## [TASK OBJECTIVE]
Locate each line holding the string "JSON" and copy it.

[Data records]
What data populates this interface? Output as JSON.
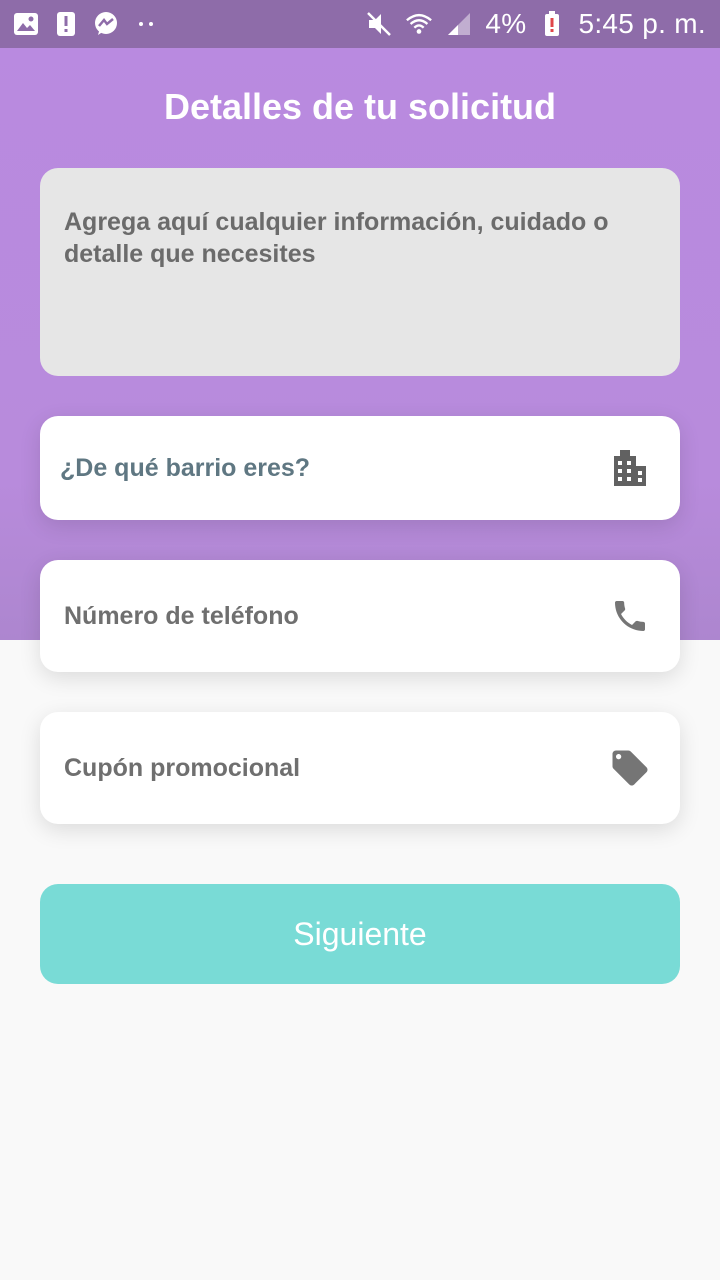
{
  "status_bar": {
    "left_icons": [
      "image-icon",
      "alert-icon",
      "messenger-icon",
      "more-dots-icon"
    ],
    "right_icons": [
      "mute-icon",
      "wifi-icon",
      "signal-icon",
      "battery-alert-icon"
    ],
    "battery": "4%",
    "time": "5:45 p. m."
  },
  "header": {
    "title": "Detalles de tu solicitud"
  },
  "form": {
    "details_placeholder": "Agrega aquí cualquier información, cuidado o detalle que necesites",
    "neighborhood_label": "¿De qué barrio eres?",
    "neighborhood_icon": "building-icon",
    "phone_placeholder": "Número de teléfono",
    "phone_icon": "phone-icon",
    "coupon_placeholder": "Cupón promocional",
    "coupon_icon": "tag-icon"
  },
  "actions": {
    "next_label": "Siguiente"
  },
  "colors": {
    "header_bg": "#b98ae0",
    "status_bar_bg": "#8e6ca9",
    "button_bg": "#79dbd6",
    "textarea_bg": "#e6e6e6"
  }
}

* * *

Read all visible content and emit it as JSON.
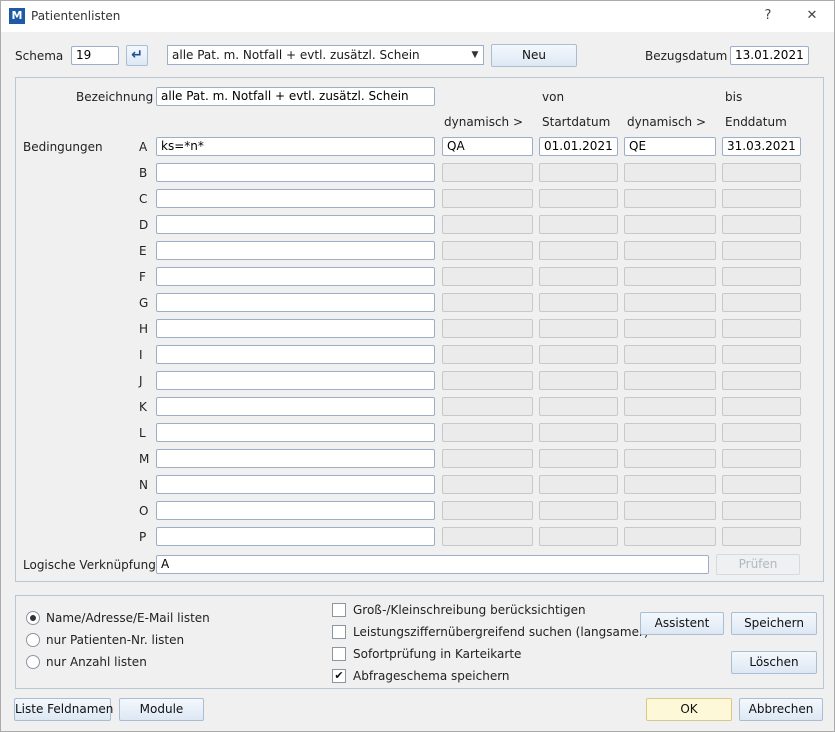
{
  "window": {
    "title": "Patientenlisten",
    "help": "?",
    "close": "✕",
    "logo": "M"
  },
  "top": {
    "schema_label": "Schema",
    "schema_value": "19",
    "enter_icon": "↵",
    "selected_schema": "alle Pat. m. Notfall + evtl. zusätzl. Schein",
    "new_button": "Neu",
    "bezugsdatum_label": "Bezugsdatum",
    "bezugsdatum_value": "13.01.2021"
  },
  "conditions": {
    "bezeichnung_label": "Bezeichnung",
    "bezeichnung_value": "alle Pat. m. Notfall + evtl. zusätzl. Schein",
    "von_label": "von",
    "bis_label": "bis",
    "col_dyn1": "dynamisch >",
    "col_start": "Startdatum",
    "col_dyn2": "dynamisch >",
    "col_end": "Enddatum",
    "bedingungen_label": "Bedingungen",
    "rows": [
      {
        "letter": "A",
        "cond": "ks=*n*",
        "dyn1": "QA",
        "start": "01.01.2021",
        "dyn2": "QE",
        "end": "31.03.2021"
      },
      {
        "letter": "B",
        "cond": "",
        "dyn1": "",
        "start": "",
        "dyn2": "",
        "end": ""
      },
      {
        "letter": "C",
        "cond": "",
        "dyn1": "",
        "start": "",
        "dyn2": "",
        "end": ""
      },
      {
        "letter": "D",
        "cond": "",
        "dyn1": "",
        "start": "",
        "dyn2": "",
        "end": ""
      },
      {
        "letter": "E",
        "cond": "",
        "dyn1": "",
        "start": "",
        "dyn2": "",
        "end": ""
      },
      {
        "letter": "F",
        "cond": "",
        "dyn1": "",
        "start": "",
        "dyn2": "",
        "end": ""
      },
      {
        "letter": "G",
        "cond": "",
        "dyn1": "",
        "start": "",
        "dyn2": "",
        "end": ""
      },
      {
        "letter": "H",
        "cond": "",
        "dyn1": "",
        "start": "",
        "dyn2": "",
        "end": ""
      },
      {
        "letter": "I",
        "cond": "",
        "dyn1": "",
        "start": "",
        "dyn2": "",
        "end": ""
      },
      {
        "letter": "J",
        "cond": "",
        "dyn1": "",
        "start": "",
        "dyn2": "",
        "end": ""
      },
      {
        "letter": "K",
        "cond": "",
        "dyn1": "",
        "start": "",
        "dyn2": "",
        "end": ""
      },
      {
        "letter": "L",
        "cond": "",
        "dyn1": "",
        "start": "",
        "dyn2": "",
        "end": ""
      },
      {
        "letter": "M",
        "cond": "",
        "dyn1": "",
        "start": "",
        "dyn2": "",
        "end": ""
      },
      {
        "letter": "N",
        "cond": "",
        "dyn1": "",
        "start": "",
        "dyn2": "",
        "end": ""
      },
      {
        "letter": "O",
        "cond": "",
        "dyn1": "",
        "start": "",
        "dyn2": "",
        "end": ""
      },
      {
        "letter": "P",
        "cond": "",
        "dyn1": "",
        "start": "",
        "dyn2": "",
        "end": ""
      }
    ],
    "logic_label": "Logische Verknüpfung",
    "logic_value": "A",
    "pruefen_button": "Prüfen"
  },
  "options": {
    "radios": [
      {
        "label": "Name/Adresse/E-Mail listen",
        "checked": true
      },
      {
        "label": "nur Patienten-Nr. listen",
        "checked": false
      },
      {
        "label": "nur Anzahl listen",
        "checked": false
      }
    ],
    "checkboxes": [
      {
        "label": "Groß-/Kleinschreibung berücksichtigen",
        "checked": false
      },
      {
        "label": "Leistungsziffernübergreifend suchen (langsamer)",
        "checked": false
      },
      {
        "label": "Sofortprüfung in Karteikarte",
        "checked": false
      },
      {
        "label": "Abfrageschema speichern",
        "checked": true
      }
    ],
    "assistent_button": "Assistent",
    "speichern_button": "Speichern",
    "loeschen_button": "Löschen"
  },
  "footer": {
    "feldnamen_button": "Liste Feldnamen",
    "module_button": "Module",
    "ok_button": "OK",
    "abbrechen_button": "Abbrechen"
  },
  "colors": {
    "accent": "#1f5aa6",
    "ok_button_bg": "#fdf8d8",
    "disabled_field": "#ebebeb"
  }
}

## [WORKED SOLUTION]
What data populates this interface? Output as JSON.
Read all visible content and emit it as JSON.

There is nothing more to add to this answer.